Records that describe figures

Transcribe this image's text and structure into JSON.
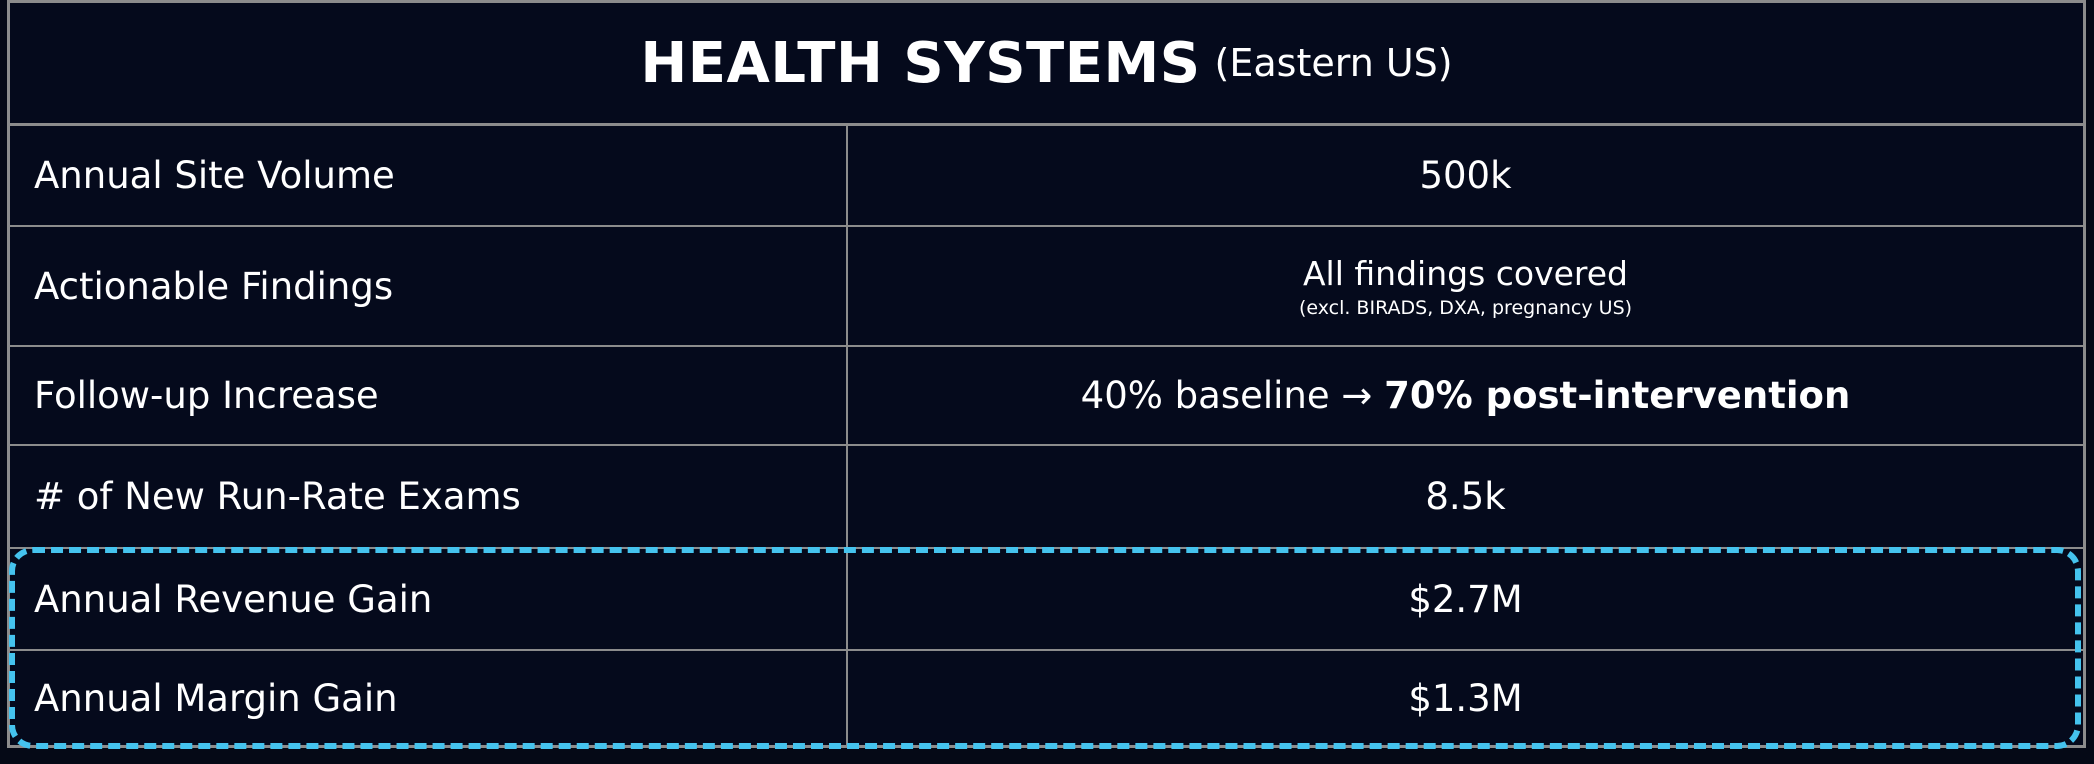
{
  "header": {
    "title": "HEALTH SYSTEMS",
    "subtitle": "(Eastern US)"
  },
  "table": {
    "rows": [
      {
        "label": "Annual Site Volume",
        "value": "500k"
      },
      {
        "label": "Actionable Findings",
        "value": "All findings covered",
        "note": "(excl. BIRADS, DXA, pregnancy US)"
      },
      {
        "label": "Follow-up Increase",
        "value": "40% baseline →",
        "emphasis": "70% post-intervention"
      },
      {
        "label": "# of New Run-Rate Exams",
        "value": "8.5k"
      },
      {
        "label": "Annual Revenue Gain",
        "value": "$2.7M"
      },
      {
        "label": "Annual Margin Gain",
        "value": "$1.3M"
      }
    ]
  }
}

==

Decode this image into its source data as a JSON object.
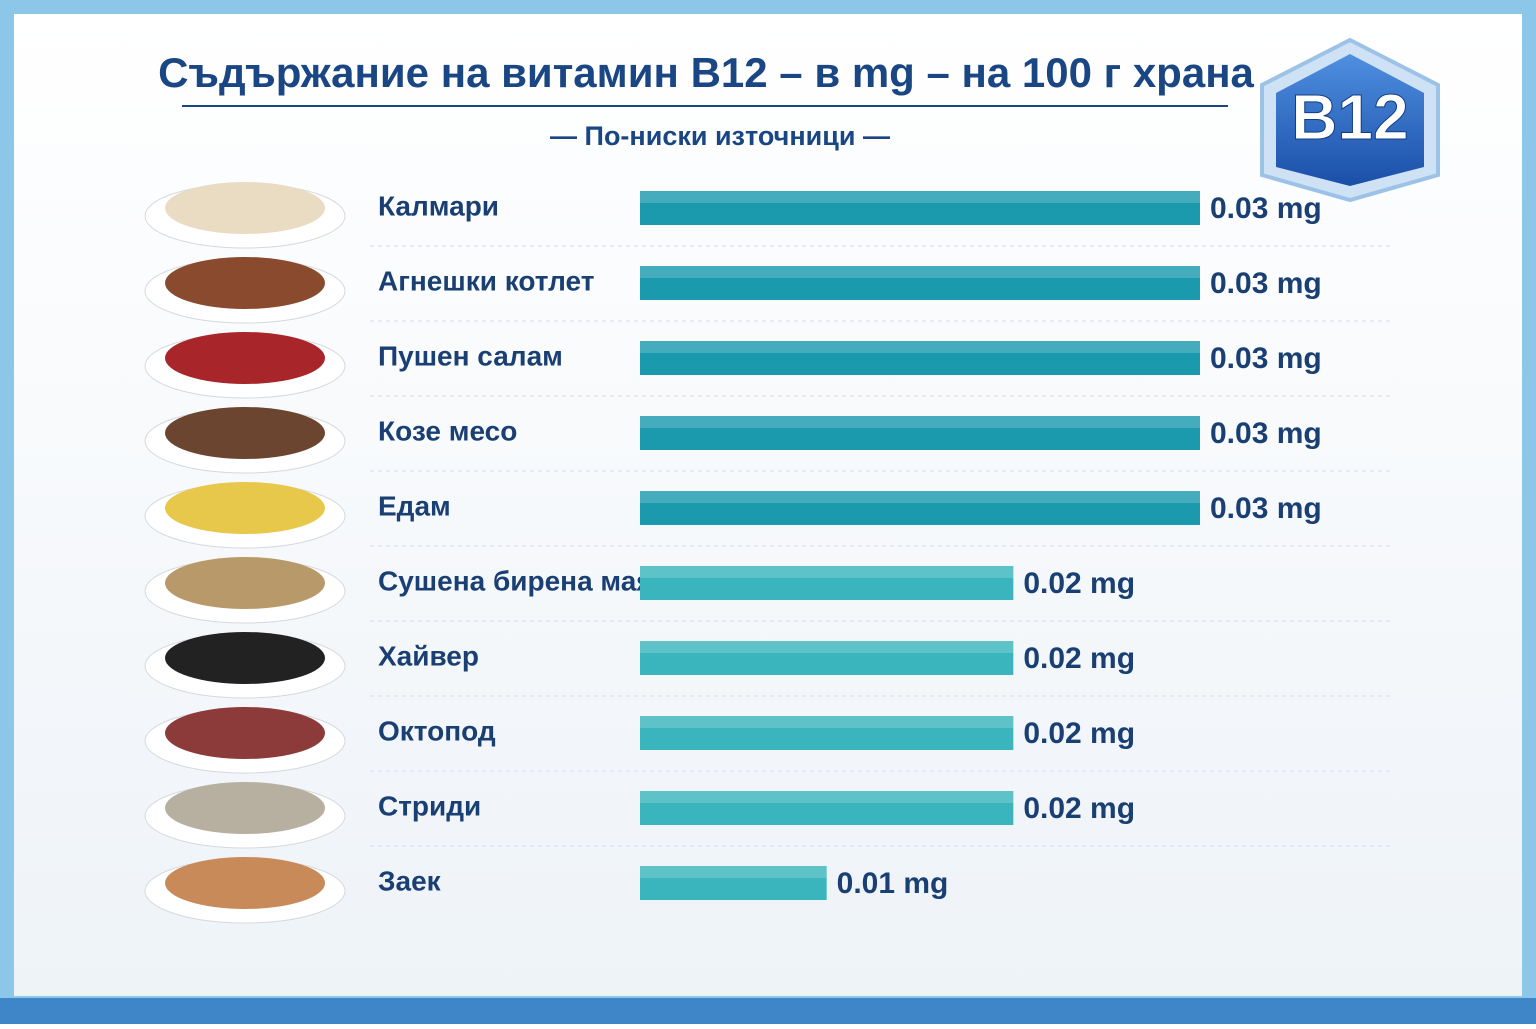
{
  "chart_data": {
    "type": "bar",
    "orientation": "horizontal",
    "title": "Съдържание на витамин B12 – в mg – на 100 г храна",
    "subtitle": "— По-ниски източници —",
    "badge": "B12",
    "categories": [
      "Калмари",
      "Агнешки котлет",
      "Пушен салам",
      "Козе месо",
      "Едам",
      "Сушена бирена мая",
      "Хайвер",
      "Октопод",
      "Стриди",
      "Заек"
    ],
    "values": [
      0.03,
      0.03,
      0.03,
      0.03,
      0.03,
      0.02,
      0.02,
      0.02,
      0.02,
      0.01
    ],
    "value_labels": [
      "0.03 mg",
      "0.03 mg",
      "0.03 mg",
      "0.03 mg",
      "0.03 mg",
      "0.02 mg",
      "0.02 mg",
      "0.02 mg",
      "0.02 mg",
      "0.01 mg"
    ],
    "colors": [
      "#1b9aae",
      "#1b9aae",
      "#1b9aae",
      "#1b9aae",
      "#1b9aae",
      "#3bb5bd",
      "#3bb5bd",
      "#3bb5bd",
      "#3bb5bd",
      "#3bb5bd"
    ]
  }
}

● **AIM**: Return all lines with the word "Gain" in them.

● **COMPLETED TASK**:
        "label": "Annual Revenue Gain",
        "label": "Annual Margin Gain",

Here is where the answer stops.